Spatial layout entries:
**********

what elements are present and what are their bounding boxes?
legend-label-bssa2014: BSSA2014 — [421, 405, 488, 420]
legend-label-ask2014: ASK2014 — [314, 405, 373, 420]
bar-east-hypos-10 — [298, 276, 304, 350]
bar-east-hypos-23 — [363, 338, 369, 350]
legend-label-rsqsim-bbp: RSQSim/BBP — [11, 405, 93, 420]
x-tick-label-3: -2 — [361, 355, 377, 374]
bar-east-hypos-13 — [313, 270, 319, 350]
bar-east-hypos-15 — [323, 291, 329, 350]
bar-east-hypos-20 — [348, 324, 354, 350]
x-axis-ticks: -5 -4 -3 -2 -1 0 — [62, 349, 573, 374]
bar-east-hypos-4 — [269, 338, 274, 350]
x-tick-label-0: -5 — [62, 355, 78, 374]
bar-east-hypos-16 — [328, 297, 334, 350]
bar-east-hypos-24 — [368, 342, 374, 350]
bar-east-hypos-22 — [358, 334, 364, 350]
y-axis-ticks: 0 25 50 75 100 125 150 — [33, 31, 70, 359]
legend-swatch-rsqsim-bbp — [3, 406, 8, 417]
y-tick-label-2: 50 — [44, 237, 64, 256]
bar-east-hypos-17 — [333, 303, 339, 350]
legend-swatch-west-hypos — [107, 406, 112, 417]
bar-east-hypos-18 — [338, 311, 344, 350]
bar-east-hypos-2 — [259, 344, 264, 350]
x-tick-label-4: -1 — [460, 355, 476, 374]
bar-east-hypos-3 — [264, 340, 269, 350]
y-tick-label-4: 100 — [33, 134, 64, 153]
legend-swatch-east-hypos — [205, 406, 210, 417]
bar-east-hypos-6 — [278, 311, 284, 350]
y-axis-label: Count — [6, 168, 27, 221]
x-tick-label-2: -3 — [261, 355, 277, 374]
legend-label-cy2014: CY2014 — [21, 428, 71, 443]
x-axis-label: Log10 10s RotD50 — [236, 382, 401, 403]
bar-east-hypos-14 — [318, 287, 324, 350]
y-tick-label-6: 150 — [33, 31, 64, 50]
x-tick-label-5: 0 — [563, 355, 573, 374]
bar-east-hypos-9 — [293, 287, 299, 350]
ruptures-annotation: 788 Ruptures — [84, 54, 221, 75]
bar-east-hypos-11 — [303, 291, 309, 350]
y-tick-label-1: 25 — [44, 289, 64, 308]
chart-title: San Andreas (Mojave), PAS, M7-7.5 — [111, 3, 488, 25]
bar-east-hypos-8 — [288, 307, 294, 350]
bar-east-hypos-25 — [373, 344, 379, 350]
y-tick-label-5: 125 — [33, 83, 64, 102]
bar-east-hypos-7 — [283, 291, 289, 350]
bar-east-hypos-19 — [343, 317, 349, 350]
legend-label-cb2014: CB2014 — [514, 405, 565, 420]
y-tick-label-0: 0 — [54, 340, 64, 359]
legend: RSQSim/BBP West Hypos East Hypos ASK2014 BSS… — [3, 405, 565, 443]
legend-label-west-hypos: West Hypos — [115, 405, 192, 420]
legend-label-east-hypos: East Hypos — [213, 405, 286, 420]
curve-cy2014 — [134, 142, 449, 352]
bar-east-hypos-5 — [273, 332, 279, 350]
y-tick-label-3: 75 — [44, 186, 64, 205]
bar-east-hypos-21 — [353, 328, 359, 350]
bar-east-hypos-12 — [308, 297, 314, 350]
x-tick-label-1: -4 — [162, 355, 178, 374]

**********

[What is being asked]:
Can you transcribe the material verbatim, beginning at its first line and stopping after the line that contains "x-tick-label-2: -3 — [261, 355, 277, 374]"?

[Task output]:
what elements are present and what are their bounding boxes?
legend-label-bssa2014: BSSA2014 — [421, 405, 488, 420]
legend-label-ask2014: ASK2014 — [314, 405, 373, 420]
bar-east-hypos-10 — [298, 276, 304, 350]
bar-east-hypos-23 — [363, 338, 369, 350]
legend-label-rsqsim-bbp: RSQSim/BBP — [11, 405, 93, 420]
x-tick-label-3: -2 — [361, 355, 377, 374]
bar-east-hypos-13 — [313, 270, 319, 350]
bar-east-hypos-15 — [323, 291, 329, 350]
bar-east-hypos-20 — [348, 324, 354, 350]
x-axis-ticks: -5 -4 -3 -2 -1 0 — [62, 349, 573, 374]
bar-east-hypos-4 — [269, 338, 274, 350]
x-tick-label-0: -5 — [62, 355, 78, 374]
bar-east-hypos-16 — [328, 297, 334, 350]
bar-east-hypos-24 — [368, 342, 374, 350]
bar-east-hypos-22 — [358, 334, 364, 350]
y-axis-ticks: 0 25 50 75 100 125 150 — [33, 31, 70, 359]
legend-swatch-rsqsim-bbp — [3, 406, 8, 417]
y-tick-label-2: 50 — [44, 237, 64, 256]
bar-east-hypos-17 — [333, 303, 339, 350]
legend-swatch-west-hypos — [107, 406, 112, 417]
bar-east-hypos-18 — [338, 311, 344, 350]
bar-east-hypos-2 — [259, 344, 264, 350]
x-tick-label-4: -1 — [460, 355, 476, 374]
bar-east-hypos-3 — [264, 340, 269, 350]
y-tick-label-4: 100 — [33, 134, 64, 153]
legend-swatch-east-hypos — [205, 406, 210, 417]
bar-east-hypos-6 — [278, 311, 284, 350]
y-axis-label: Count — [6, 168, 27, 221]
x-tick-label-2: -3 — [261, 355, 277, 374]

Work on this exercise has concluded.